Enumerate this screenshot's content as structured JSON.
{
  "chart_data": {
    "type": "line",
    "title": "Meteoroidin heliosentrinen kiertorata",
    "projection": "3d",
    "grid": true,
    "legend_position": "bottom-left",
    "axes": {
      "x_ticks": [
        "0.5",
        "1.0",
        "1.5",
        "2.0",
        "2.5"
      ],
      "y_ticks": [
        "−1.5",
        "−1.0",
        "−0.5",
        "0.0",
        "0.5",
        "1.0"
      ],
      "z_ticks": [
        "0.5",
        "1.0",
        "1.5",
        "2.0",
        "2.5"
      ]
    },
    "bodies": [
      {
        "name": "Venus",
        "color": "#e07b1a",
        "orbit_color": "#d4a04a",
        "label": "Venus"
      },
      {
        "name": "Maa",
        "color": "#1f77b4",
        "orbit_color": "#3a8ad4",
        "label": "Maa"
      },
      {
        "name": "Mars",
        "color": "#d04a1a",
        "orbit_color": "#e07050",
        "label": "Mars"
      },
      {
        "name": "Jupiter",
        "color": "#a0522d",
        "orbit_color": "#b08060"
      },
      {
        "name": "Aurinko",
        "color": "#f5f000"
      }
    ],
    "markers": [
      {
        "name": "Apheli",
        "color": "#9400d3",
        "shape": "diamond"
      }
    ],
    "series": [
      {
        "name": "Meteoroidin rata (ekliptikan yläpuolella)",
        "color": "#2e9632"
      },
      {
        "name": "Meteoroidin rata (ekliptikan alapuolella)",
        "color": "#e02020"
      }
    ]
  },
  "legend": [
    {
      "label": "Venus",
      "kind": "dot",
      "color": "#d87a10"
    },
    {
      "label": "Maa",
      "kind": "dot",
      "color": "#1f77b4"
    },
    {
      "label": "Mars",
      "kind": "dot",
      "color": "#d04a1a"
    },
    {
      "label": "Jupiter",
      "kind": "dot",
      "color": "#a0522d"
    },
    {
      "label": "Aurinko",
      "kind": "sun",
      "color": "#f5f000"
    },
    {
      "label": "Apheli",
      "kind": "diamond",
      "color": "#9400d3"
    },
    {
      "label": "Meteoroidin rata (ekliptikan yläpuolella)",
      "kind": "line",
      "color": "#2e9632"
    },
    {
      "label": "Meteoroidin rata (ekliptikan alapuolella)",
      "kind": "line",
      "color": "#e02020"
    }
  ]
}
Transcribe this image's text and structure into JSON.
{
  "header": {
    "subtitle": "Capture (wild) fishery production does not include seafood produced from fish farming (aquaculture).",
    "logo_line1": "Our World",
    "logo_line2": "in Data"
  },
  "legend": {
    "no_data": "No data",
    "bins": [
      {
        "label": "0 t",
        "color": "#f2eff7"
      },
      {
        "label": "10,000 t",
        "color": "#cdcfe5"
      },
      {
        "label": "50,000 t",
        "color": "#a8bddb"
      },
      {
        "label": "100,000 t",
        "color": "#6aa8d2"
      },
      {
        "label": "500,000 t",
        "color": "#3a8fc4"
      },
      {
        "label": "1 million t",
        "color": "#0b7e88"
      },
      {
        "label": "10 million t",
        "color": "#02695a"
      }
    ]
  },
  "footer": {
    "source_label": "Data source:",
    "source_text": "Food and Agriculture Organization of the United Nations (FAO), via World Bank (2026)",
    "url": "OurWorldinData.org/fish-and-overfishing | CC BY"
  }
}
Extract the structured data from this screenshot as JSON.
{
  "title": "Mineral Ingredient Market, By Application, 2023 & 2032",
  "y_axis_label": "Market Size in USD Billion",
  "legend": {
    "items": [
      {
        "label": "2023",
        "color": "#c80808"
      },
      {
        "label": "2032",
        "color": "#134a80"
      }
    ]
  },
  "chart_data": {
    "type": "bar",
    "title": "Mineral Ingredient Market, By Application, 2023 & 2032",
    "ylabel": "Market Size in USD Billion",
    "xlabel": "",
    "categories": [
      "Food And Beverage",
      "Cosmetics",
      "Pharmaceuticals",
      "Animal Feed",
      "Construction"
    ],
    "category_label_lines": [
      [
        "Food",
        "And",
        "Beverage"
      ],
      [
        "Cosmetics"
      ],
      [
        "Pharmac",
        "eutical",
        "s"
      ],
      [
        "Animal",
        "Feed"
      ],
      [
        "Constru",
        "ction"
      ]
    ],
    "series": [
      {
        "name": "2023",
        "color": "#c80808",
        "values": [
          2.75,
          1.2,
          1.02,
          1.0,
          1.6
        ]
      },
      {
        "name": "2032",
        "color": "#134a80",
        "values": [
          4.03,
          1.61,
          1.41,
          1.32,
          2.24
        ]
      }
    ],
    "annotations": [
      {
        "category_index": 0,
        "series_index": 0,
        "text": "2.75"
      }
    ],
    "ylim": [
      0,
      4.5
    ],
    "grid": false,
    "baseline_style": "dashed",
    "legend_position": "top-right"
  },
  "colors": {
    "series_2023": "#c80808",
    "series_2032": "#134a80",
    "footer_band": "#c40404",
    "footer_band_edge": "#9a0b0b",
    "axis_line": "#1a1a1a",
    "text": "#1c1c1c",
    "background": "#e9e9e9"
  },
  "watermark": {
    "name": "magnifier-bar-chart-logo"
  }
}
***
Written exercise. Using the exact wording, write out all of the records.

Solution to the exercise.
Enumerate this screenshot's content as structured JSON.
{
  "chart_data": {
    "type": "line",
    "title": "Meteoroidin heliosentrinen kiertorata",
    "projection": "3d",
    "grid": true,
    "legend_position": "bottom-left",
    "axes": {
      "x_ticks": [
        "0.5",
        "1.0",
        "1.5",
        "2.0",
        "2.5"
      ],
      "y_ticks": [
        "−1.5",
        "−1.0",
        "−0.5",
        "0.0",
        "0.5",
        "1.0"
      ],
      "z_ticks": [
        "0.5",
        "1.0",
        "1.5",
        "2.0",
        "2.5"
      ]
    },
    "bodies": [
      {
        "name": "Venus",
        "color": "#e07b1a",
        "orbit_color": "#d4a04a",
        "label": "Venus"
      },
      {
        "name": "Maa",
        "color": "#1f77b4",
        "orbit_color": "#3a8ad4",
        "label": "Maa"
      },
      {
        "name": "Mars",
        "color": "#d04a1a",
        "orbit_color": "#e07050",
        "label": "Mars"
      },
      {
        "name": "Jupiter",
        "color": "#a0522d",
        "orbit_color": "#b08060"
      },
      {
        "name": "Aurinko",
        "color": "#f5f000"
      }
    ],
    "markers": [
      {
        "name": "Apheli",
        "color": "#9400d3",
        "shape": "diamond"
      }
    ],
    "series": [
      {
        "name": "Meteoroidin rata (ekliptikan yläpuolella)",
        "color": "#2e9632"
      },
      {
        "name": "Meteoroidin rata (ekliptikan alapuolella)",
        "color": "#e02020"
      }
    ]
  },
  "legend": [
    {
      "label": "Venus",
      "kind": "dot",
      "color": "#d87a10"
    },
    {
      "label": "Maa",
      "kind": "dot",
      "color": "#1f77b4"
    },
    {
      "label": "Mars",
      "kind": "dot",
      "color": "#d04a1a"
    },
    {
      "label": "Jupiter",
      "kind": "dot",
      "color": "#a0522d"
    },
    {
      "label": "Aurinko",
      "kind": "sun",
      "color": "#f5f000"
    },
    {
      "label": "Apheli",
      "kind": "diamond",
      "color": "#9400d3"
    },
    {
      "label": "Meteoroidin rata (ekliptikan yläpuolella)",
      "kind": "line",
      "color": "#2e9632"
    },
    {
      "label": "Meteoroidin rata (ekliptikan alapuolella)",
      "kind": "line",
      "color": "#e02020"
    }
  ]
}
Transcribe this image's text and structure into JSON.
{
  "header": {
    "subtitle": "Capture (wild) fishery production does not include seafood produced from fish farming (aquaculture).",
    "logo_line1": "Our World",
    "logo_line2": "in Data"
  },
  "legend": {
    "no_data": "No data",
    "bins": [
      {
        "label": "0 t",
        "color": "#f2eff7"
      },
      {
        "label": "10,000 t",
        "color": "#cdcfe5"
      },
      {
        "label": "50,000 t",
        "color": "#a8bddb"
      },
      {
        "label": "100,000 t",
        "color": "#6aa8d2"
      },
      {
        "label": "500,000 t",
        "color": "#3a8fc4"
      },
      {
        "label": "1 million t",
        "color": "#0b7e88"
      },
      {
        "label": "10 million t",
        "color": "#02695a"
      }
    ]
  },
  "footer": {
    "source_label": "Data source:",
    "source_text": "Food and Agriculture Organization of the United Nations (FAO), via World Bank (2026)",
    "url": "OurWorldinData.org/fish-and-overfishing | CC BY"
  }
}
Extract the structured data from this screenshot as JSON.
{
  "title": "Mineral Ingredient Market, By Application, 2023 & 2032",
  "y_axis_label": "Market Size in USD Billion",
  "legend": {
    "items": [
      {
        "label": "2023",
        "color": "#c80808"
      },
      {
        "label": "2032",
        "color": "#134a80"
      }
    ]
  },
  "chart_data": {
    "type": "bar",
    "title": "Mineral Ingredient Market, By Application, 2023 & 2032",
    "ylabel": "Market Size in USD Billion",
    "xlabel": "",
    "categories": [
      "Food And Beverage",
      "Cosmetics",
      "Pharmaceuticals",
      "Animal Feed",
      "Construction"
    ],
    "category_label_lines": [
      [
        "Food",
        "And",
        "Beverage"
      ],
      [
        "Cosmetics"
      ],
      [
        "Pharmac",
        "eutical",
        "s"
      ],
      [
        "Animal",
        "Feed"
      ],
      [
        "Constru",
        "ction"
      ]
    ],
    "series": [
      {
        "name": "2023",
        "color": "#c80808",
        "values": [
          2.75,
          1.2,
          1.02,
          1.0,
          1.6
        ]
      },
      {
        "name": "2032",
        "color": "#134a80",
        "values": [
          4.03,
          1.61,
          1.41,
          1.32,
          2.24
        ]
      }
    ],
    "annotations": [
      {
        "category_index": 0,
        "series_index": 0,
        "text": "2.75"
      }
    ],
    "ylim": [
      0,
      4.5
    ],
    "grid": false,
    "baseline_style": "dashed",
    "legend_position": "top-right"
  },
  "colors": {
    "series_2023": "#c80808",
    "series_2032": "#134a80",
    "footer_band": "#c40404",
    "footer_band_edge": "#9a0b0b",
    "axis_line": "#1a1a1a",
    "text": "#1c1c1c",
    "background": "#e9e9e9"
  },
  "watermark": {
    "name": "magnifier-bar-chart-logo"
  }
}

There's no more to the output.